(Figure record extracts)
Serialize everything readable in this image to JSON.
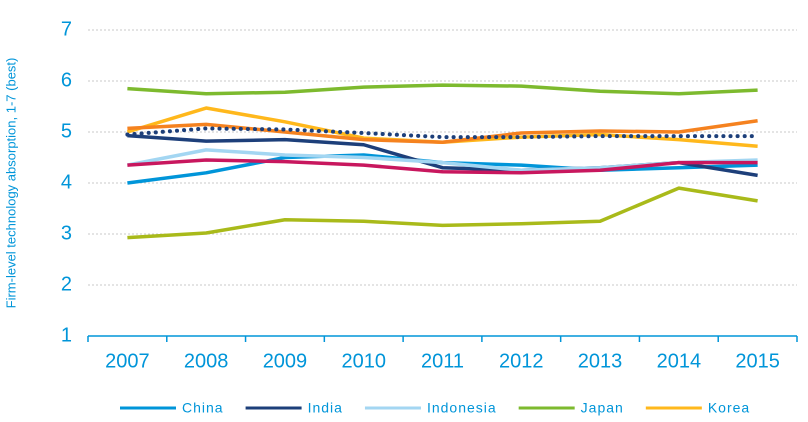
{
  "chart_data": {
    "type": "line",
    "y_label": "Firm-level technology absorption, 1-7 (best)",
    "categories": [
      "2007",
      "2008",
      "2009",
      "2010",
      "2011",
      "2012",
      "2013",
      "2014",
      "2015"
    ],
    "ylim": [
      1,
      7
    ],
    "yticks": [
      1,
      2,
      3,
      4,
      5,
      6,
      7
    ],
    "grid": true,
    "legend": "bottom",
    "series": [
      {
        "name": "China",
        "color": "#0095d9",
        "values": [
          4.0,
          4.2,
          4.5,
          4.55,
          4.4,
          4.35,
          4.25,
          4.3,
          4.35
        ]
      },
      {
        "name": "India",
        "color": "#1d3f7a",
        "values": [
          4.93,
          4.82,
          4.85,
          4.75,
          4.3,
          4.25,
          4.3,
          4.4,
          4.15
        ]
      },
      {
        "name": "Indonesia",
        "color": "#a3d6f2",
        "values": [
          4.35,
          4.65,
          4.55,
          4.5,
          4.4,
          4.25,
          4.3,
          4.4,
          4.45
        ]
      },
      {
        "name": "Japan",
        "color": "#7dba2e",
        "values": [
          5.85,
          5.75,
          5.78,
          5.88,
          5.92,
          5.9,
          5.8,
          5.75,
          5.82
        ]
      },
      {
        "name": "Korea",
        "color": "#ffb81c",
        "values": [
          5.0,
          5.47,
          5.2,
          4.88,
          4.8,
          4.9,
          4.95,
          4.85,
          4.72
        ]
      },
      {
        "color": "#f5821f",
        "values": [
          5.07,
          5.15,
          5.0,
          4.85,
          4.8,
          4.98,
          5.02,
          5.0,
          5.22
        ]
      },
      {
        "color": "#c8175e",
        "values": [
          4.35,
          4.45,
          4.42,
          4.35,
          4.22,
          4.2,
          4.25,
          4.4,
          4.4
        ]
      },
      {
        "color": "#a9ba1a",
        "values": [
          2.93,
          3.02,
          3.28,
          3.25,
          3.17,
          3.2,
          3.25,
          3.9,
          3.65
        ]
      },
      {
        "color": "#1d3f7a",
        "style": "dotted",
        "values": [
          4.95,
          5.07,
          5.05,
          4.98,
          4.9,
          4.9,
          4.92,
          4.92,
          4.92
        ]
      }
    ]
  }
}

**Exercise instructions:**
Each record must be quoted in full and exactly. Do not include the pictures.

**Answer to this task:**
Serialize everything readable in this image to JSON.
{
  "chart_data": {
    "type": "line",
    "y_label": "Firm-level technology absorption, 1-7 (best)",
    "categories": [
      "2007",
      "2008",
      "2009",
      "2010",
      "2011",
      "2012",
      "2013",
      "2014",
      "2015"
    ],
    "ylim": [
      1,
      7
    ],
    "yticks": [
      1,
      2,
      3,
      4,
      5,
      6,
      7
    ],
    "grid": true,
    "legend": "bottom",
    "series": [
      {
        "name": "China",
        "color": "#0095d9",
        "values": [
          4.0,
          4.2,
          4.5,
          4.55,
          4.4,
          4.35,
          4.25,
          4.3,
          4.35
        ]
      },
      {
        "name": "India",
        "color": "#1d3f7a",
        "values": [
          4.93,
          4.82,
          4.85,
          4.75,
          4.3,
          4.25,
          4.3,
          4.4,
          4.15
        ]
      },
      {
        "name": "Indonesia",
        "color": "#a3d6f2",
        "values": [
          4.35,
          4.65,
          4.55,
          4.5,
          4.4,
          4.25,
          4.3,
          4.4,
          4.45
        ]
      },
      {
        "name": "Japan",
        "color": "#7dba2e",
        "values": [
          5.85,
          5.75,
          5.78,
          5.88,
          5.92,
          5.9,
          5.8,
          5.75,
          5.82
        ]
      },
      {
        "name": "Korea",
        "color": "#ffb81c",
        "values": [
          5.0,
          5.47,
          5.2,
          4.88,
          4.8,
          4.9,
          4.95,
          4.85,
          4.72
        ]
      },
      {
        "color": "#f5821f",
        "values": [
          5.07,
          5.15,
          5.0,
          4.85,
          4.8,
          4.98,
          5.02,
          5.0,
          5.22
        ]
      },
      {
        "color": "#c8175e",
        "values": [
          4.35,
          4.45,
          4.42,
          4.35,
          4.22,
          4.2,
          4.25,
          4.4,
          4.4
        ]
      },
      {
        "color": "#a9ba1a",
        "values": [
          2.93,
          3.02,
          3.28,
          3.25,
          3.17,
          3.2,
          3.25,
          3.9,
          3.65
        ]
      },
      {
        "color": "#1d3f7a",
        "style": "dotted",
        "values": [
          4.95,
          5.07,
          5.05,
          4.98,
          4.9,
          4.9,
          4.92,
          4.92,
          4.92
        ]
      }
    ]
  }
}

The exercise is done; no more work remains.